> [Dataset entries]:
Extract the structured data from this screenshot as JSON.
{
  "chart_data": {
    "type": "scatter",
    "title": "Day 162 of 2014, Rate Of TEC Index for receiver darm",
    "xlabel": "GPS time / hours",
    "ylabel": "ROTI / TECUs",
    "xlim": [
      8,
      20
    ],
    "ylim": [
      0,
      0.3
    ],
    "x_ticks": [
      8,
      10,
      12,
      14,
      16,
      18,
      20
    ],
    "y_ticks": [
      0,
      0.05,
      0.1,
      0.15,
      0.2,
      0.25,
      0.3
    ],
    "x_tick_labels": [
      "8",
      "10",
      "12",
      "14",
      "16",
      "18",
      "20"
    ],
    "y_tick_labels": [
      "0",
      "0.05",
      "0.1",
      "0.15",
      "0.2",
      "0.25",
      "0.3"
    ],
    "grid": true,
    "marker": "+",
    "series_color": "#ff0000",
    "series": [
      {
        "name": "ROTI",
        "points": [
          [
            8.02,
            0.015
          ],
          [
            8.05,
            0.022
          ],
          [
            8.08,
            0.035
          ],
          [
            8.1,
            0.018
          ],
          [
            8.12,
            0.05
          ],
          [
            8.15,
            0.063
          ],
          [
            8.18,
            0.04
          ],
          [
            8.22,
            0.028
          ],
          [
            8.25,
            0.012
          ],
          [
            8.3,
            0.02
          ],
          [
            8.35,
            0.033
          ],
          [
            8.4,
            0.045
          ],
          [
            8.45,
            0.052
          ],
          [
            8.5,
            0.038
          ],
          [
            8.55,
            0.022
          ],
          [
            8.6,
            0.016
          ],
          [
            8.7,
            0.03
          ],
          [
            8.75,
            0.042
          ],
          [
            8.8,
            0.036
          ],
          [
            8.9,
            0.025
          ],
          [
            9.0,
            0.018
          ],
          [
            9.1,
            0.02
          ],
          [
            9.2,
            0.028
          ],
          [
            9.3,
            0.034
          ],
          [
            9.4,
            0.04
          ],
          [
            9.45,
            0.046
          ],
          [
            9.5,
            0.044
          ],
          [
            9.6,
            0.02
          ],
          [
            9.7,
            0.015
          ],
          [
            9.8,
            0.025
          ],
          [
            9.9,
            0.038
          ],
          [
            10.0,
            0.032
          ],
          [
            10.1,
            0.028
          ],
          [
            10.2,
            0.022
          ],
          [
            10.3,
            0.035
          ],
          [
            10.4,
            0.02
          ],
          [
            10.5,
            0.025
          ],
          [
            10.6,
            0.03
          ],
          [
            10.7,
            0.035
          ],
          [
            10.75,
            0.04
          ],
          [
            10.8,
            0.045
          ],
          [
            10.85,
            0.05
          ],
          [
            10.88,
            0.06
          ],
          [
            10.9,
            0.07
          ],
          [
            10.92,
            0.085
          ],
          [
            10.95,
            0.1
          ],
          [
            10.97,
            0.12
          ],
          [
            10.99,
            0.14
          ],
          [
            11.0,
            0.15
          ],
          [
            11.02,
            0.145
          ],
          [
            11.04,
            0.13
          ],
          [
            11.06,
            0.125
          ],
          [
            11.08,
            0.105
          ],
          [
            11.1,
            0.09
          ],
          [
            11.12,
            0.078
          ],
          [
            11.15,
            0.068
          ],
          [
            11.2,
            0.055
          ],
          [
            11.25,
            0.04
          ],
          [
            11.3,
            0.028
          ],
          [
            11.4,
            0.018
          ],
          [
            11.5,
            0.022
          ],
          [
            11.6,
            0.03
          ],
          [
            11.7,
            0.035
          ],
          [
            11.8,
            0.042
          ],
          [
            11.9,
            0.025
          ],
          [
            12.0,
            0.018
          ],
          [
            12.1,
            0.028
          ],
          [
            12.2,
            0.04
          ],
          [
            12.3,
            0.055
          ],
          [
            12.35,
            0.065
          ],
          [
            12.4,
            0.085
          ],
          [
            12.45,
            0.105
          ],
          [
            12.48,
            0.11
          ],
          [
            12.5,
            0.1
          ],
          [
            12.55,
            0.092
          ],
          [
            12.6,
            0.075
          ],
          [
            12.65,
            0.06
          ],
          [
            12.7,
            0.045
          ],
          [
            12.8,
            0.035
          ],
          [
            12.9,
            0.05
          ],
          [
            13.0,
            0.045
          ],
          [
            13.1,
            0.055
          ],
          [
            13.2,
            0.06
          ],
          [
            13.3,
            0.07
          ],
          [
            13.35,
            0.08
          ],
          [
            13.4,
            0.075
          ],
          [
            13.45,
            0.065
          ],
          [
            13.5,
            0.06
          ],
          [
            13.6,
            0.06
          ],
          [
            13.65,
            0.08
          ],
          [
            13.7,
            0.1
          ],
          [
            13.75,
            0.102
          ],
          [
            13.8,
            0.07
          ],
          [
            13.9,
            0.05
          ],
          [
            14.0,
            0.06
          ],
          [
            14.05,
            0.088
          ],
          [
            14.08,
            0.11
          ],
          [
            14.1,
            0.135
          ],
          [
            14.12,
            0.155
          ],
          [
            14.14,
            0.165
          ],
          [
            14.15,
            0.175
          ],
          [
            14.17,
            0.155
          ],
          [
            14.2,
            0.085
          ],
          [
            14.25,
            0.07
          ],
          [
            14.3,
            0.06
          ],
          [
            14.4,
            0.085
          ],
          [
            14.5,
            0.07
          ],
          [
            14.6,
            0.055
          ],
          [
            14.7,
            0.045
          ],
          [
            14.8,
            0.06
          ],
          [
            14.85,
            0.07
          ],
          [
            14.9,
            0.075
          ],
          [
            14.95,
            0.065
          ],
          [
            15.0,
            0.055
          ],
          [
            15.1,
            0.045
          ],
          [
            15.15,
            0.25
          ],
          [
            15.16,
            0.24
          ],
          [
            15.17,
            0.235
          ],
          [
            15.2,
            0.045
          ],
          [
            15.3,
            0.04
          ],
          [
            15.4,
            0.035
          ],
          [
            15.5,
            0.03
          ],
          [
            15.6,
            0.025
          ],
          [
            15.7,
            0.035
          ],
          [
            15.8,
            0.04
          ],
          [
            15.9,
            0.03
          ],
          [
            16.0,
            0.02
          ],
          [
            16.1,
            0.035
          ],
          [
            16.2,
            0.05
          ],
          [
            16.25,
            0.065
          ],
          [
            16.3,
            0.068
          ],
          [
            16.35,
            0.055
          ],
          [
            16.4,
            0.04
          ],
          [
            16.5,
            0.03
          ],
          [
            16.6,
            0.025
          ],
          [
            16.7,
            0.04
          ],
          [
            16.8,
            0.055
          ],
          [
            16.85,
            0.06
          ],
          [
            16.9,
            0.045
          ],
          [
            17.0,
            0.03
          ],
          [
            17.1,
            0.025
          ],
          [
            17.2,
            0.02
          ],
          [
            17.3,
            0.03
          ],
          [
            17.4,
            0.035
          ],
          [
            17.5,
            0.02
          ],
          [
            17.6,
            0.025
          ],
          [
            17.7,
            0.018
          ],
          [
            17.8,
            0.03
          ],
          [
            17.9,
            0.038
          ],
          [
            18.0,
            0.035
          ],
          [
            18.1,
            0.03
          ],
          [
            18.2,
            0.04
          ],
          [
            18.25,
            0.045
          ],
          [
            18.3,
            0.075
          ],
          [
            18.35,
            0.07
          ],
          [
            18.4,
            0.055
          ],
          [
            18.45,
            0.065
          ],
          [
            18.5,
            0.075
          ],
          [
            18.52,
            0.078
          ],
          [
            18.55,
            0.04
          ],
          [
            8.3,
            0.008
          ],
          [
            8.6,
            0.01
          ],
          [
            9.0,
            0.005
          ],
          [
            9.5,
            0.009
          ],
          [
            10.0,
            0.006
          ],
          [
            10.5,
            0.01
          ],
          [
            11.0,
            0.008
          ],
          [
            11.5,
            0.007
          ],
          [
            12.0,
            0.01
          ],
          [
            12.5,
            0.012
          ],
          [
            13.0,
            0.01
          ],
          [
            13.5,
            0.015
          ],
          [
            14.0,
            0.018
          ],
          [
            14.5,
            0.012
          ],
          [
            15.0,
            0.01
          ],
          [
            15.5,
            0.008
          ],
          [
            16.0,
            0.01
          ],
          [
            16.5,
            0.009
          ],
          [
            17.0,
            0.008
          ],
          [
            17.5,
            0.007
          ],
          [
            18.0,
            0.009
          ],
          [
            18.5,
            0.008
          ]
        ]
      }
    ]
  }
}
--
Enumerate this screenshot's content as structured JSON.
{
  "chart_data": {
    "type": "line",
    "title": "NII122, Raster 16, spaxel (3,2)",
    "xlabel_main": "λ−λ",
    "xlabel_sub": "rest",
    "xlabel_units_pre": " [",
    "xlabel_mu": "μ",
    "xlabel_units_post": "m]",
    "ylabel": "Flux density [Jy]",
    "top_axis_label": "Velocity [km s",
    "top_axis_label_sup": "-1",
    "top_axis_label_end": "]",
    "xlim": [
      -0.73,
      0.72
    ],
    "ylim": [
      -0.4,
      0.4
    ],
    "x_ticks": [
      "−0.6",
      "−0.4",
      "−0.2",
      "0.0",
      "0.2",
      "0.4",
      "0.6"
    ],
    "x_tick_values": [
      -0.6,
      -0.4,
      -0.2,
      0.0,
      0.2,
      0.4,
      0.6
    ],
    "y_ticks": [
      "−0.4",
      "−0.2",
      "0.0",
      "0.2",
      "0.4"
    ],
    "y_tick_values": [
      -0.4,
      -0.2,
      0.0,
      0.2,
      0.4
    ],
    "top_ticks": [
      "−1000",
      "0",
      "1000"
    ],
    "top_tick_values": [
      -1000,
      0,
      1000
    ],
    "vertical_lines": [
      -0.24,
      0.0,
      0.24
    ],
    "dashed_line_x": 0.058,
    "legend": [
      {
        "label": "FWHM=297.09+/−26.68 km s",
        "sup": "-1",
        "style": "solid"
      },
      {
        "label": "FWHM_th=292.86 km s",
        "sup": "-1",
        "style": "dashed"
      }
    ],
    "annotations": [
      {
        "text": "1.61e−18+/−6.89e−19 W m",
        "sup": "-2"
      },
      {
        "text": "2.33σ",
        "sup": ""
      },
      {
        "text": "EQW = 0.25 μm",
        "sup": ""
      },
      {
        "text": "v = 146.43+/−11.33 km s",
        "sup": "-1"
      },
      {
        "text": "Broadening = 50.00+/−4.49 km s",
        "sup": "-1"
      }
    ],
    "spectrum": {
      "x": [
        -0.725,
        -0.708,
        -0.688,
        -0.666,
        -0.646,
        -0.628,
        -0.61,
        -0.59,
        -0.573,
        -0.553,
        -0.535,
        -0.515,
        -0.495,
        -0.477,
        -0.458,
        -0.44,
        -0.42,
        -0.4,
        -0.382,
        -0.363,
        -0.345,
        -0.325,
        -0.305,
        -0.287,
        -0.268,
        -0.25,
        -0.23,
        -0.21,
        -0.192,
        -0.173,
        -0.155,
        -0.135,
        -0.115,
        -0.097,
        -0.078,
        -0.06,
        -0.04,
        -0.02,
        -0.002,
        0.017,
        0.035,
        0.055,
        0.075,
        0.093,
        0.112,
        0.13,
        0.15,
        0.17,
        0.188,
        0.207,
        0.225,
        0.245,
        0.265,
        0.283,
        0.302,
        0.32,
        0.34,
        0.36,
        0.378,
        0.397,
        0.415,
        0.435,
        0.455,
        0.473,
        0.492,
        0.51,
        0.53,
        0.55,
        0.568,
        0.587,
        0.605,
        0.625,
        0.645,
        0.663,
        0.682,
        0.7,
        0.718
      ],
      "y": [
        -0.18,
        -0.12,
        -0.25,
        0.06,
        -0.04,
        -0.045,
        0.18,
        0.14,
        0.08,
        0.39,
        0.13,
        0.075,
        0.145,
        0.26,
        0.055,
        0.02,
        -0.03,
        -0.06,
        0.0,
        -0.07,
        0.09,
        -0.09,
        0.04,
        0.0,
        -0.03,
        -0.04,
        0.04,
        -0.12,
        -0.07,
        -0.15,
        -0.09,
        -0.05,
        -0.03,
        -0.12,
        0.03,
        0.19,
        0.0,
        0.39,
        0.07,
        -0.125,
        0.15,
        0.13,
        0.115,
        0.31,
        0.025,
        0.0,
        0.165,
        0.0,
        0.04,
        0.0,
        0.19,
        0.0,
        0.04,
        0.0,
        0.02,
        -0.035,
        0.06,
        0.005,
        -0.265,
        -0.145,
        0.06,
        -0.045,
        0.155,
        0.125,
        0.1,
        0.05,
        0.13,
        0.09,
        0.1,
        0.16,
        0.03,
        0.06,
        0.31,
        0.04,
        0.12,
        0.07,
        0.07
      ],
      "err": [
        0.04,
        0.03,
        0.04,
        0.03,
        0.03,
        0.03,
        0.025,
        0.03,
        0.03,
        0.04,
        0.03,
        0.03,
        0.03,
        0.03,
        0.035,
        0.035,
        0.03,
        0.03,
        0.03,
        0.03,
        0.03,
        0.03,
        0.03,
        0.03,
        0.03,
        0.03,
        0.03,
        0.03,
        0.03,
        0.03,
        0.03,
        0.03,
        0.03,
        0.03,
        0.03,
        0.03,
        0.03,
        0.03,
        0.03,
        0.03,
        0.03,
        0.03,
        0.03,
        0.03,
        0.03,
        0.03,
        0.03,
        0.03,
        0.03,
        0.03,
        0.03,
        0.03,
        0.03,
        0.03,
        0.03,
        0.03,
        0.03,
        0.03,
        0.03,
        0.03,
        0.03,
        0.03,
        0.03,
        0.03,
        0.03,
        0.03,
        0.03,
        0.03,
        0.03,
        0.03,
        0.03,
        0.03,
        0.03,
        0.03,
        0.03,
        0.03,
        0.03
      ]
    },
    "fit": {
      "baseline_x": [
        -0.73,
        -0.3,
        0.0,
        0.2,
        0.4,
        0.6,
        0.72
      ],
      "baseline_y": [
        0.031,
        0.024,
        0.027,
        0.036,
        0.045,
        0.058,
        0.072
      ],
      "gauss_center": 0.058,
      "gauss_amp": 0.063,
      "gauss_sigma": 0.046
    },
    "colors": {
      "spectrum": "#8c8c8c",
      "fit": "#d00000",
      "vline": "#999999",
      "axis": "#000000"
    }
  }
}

> [What to do]: State the number of lines in this listing that contain the string "ylabel", and add nothing else.

> [Solution below]: 2